▶ What is asked: Can you print the data exactly and leave out each image?

▶ Task input:
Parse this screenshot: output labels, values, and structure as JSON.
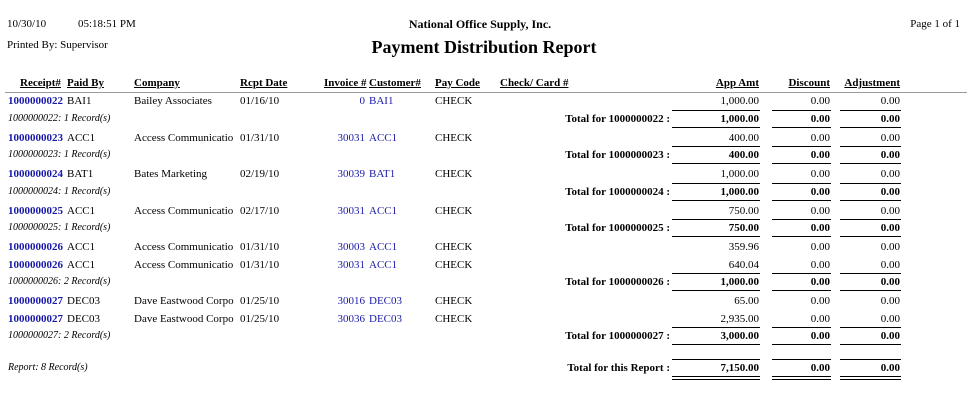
{
  "header": {
    "date": "10/30/10",
    "time": "05:18:51 PM",
    "company": "National Office Supply, Inc.",
    "page": "Page 1 of 1",
    "printed_by": "Printed By: Supervisor",
    "title": "Payment Distribution Report"
  },
  "columns": {
    "receipt": "Receipt#",
    "paid_by": "Paid By",
    "company": "Company",
    "date": "Rcpt Date",
    "invoice": "Invoice #",
    "customer": "Customer#",
    "pay_code": "Pay Code",
    "check": "Check/ Card #",
    "app_amt": "App Amt",
    "discount": "Discount",
    "adjustment": "Adjustment"
  },
  "groups": [
    {
      "rows": [
        {
          "receipt": "1000000022",
          "paid_by": "BAI1",
          "company": "Bailey Associates",
          "date": "01/16/10",
          "invoice": "0",
          "customer": "BAI1",
          "pay_code": "CHECK",
          "app_amt": "1,000.00",
          "discount": "0.00",
          "adjustment": "0.00"
        }
      ],
      "summary": {
        "records": "1000000022: 1 Record(s)",
        "label": "Total for 1000000022 :",
        "app_amt": "1,000.00",
        "discount": "0.00",
        "adjustment": "0.00"
      }
    },
    {
      "rows": [
        {
          "receipt": "1000000023",
          "paid_by": "ACC1",
          "company": "Access Communicatio",
          "date": "01/31/10",
          "invoice": "30031",
          "customer": "ACC1",
          "pay_code": "CHECK",
          "app_amt": "400.00",
          "discount": "0.00",
          "adjustment": "0.00"
        }
      ],
      "summary": {
        "records": "1000000023: 1 Record(s)",
        "label": "Total for 1000000023 :",
        "app_amt": "400.00",
        "discount": "0.00",
        "adjustment": "0.00"
      }
    },
    {
      "rows": [
        {
          "receipt": "1000000024",
          "paid_by": "BAT1",
          "company": "Bates Marketing",
          "date": "02/19/10",
          "invoice": "30039",
          "customer": "BAT1",
          "pay_code": "CHECK",
          "app_amt": "1,000.00",
          "discount": "0.00",
          "adjustment": "0.00"
        }
      ],
      "summary": {
        "records": "1000000024: 1 Record(s)",
        "label": "Total for 1000000024 :",
        "app_amt": "1,000.00",
        "discount": "0.00",
        "adjustment": "0.00"
      }
    },
    {
      "rows": [
        {
          "receipt": "1000000025",
          "paid_by": "ACC1",
          "company": "Access Communicatio",
          "date": "02/17/10",
          "invoice": "30031",
          "customer": "ACC1",
          "pay_code": "CHECK",
          "app_amt": "750.00",
          "discount": "0.00",
          "adjustment": "0.00"
        }
      ],
      "summary": {
        "records": "1000000025: 1 Record(s)",
        "label": "Total for 1000000025 :",
        "app_amt": "750.00",
        "discount": "0.00",
        "adjustment": "0.00"
      }
    },
    {
      "rows": [
        {
          "receipt": "1000000026",
          "paid_by": "ACC1",
          "company": "Access Communicatio",
          "date": "01/31/10",
          "invoice": "30003",
          "customer": "ACC1",
          "pay_code": "CHECK",
          "app_amt": "359.96",
          "discount": "0.00",
          "adjustment": "0.00"
        },
        {
          "receipt": "1000000026",
          "paid_by": "ACC1",
          "company": "Access Communicatio",
          "date": "01/31/10",
          "invoice": "30031",
          "customer": "ACC1",
          "pay_code": "CHECK",
          "app_amt": "640.04",
          "discount": "0.00",
          "adjustment": "0.00"
        }
      ],
      "summary": {
        "records": "1000000026: 2 Record(s)",
        "label": "Total for 1000000026 :",
        "app_amt": "1,000.00",
        "discount": "0.00",
        "adjustment": "0.00"
      }
    },
    {
      "rows": [
        {
          "receipt": "1000000027",
          "paid_by": "DEC03",
          "company": "Dave Eastwood Corpo",
          "date": "01/25/10",
          "invoice": "30016",
          "customer": "DEC03",
          "pay_code": "CHECK",
          "app_amt": "65.00",
          "discount": "0.00",
          "adjustment": "0.00"
        },
        {
          "receipt": "1000000027",
          "paid_by": "DEC03",
          "company": "Dave Eastwood Corpo",
          "date": "01/25/10",
          "invoice": "30036",
          "customer": "DEC03",
          "pay_code": "CHECK",
          "app_amt": "2,935.00",
          "discount": "0.00",
          "adjustment": "0.00"
        }
      ],
      "summary": {
        "records": "1000000027: 2 Record(s)",
        "label": "Total for 1000000027 :",
        "app_amt": "3,000.00",
        "discount": "0.00",
        "adjustment": "0.00"
      }
    }
  ],
  "report_total": {
    "records": "Report: 8 Record(s)",
    "label": "Total for this Report :",
    "app_amt": "7,150.00",
    "discount": "0.00",
    "adjustment": "0.00"
  }
}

▶ In response:
Parse this screenshot: output labels, values, and structure as JSON.
{
  "header": {
    "date": "10/30/10",
    "time": "05:18:51 PM",
    "company": "National Office Supply, Inc.",
    "page": "Page 1 of 1",
    "printed_by": "Printed By: Supervisor",
    "title": "Payment Distribution Report"
  },
  "columns": {
    "receipt": "Receipt#",
    "paid_by": "Paid By",
    "company": "Company",
    "date": "Rcpt Date",
    "invoice": "Invoice #",
    "customer": "Customer#",
    "pay_code": "Pay Code",
    "check": "Check/ Card #",
    "app_amt": "App Amt",
    "discount": "Discount",
    "adjustment": "Adjustment"
  },
  "groups": [
    {
      "rows": [
        {
          "receipt": "1000000022",
          "paid_by": "BAI1",
          "company": "Bailey Associates",
          "date": "01/16/10",
          "invoice": "0",
          "customer": "BAI1",
          "pay_code": "CHECK",
          "app_amt": "1,000.00",
          "discount": "0.00",
          "adjustment": "0.00"
        }
      ],
      "summary": {
        "records": "1000000022: 1 Record(s)",
        "label": "Total for 1000000022 :",
        "app_amt": "1,000.00",
        "discount": "0.00",
        "adjustment": "0.00"
      }
    },
    {
      "rows": [
        {
          "receipt": "1000000023",
          "paid_by": "ACC1",
          "company": "Access Communicatio",
          "date": "01/31/10",
          "invoice": "30031",
          "customer": "ACC1",
          "pay_code": "CHECK",
          "app_amt": "400.00",
          "discount": "0.00",
          "adjustment": "0.00"
        }
      ],
      "summary": {
        "records": "1000000023: 1 Record(s)",
        "label": "Total for 1000000023 :",
        "app_amt": "400.00",
        "discount": "0.00",
        "adjustment": "0.00"
      }
    },
    {
      "rows": [
        {
          "receipt": "1000000024",
          "paid_by": "BAT1",
          "company": "Bates Marketing",
          "date": "02/19/10",
          "invoice": "30039",
          "customer": "BAT1",
          "pay_code": "CHECK",
          "app_amt": "1,000.00",
          "discount": "0.00",
          "adjustment": "0.00"
        }
      ],
      "summary": {
        "records": "1000000024: 1 Record(s)",
        "label": "Total for 1000000024 :",
        "app_amt": "1,000.00",
        "discount": "0.00",
        "adjustment": "0.00"
      }
    },
    {
      "rows": [
        {
          "receipt": "1000000025",
          "paid_by": "ACC1",
          "company": "Access Communicatio",
          "date": "02/17/10",
          "invoice": "30031",
          "customer": "ACC1",
          "pay_code": "CHECK",
          "app_amt": "750.00",
          "discount": "0.00",
          "adjustment": "0.00"
        }
      ],
      "summary": {
        "records": "1000000025: 1 Record(s)",
        "label": "Total for 1000000025 :",
        "app_amt": "750.00",
        "discount": "0.00",
        "adjustment": "0.00"
      }
    },
    {
      "rows": [
        {
          "receipt": "1000000026",
          "paid_by": "ACC1",
          "company": "Access Communicatio",
          "date": "01/31/10",
          "invoice": "30003",
          "customer": "ACC1",
          "pay_code": "CHECK",
          "app_amt": "359.96",
          "discount": "0.00",
          "adjustment": "0.00"
        },
        {
          "receipt": "1000000026",
          "paid_by": "ACC1",
          "company": "Access Communicatio",
          "date": "01/31/10",
          "invoice": "30031",
          "customer": "ACC1",
          "pay_code": "CHECK",
          "app_amt": "640.04",
          "discount": "0.00",
          "adjustment": "0.00"
        }
      ],
      "summary": {
        "records": "1000000026: 2 Record(s)",
        "label": "Total for 1000000026 :",
        "app_amt": "1,000.00",
        "discount": "0.00",
        "adjustment": "0.00"
      }
    },
    {
      "rows": [
        {
          "receipt": "1000000027",
          "paid_by": "DEC03",
          "company": "Dave Eastwood Corpo",
          "date": "01/25/10",
          "invoice": "30016",
          "customer": "DEC03",
          "pay_code": "CHECK",
          "app_amt": "65.00",
          "discount": "0.00",
          "adjustment": "0.00"
        },
        {
          "receipt": "1000000027",
          "paid_by": "DEC03",
          "company": "Dave Eastwood Corpo",
          "date": "01/25/10",
          "invoice": "30036",
          "customer": "DEC03",
          "pay_code": "CHECK",
          "app_amt": "2,935.00",
          "discount": "0.00",
          "adjustment": "0.00"
        }
      ],
      "summary": {
        "records": "1000000027: 2 Record(s)",
        "label": "Total for 1000000027 :",
        "app_amt": "3,000.00",
        "discount": "0.00",
        "adjustment": "0.00"
      }
    }
  ],
  "report_total": {
    "records": "Report: 8 Record(s)",
    "label": "Total for this Report :",
    "app_amt": "7,150.00",
    "discount": "0.00",
    "adjustment": "0.00"
  }
}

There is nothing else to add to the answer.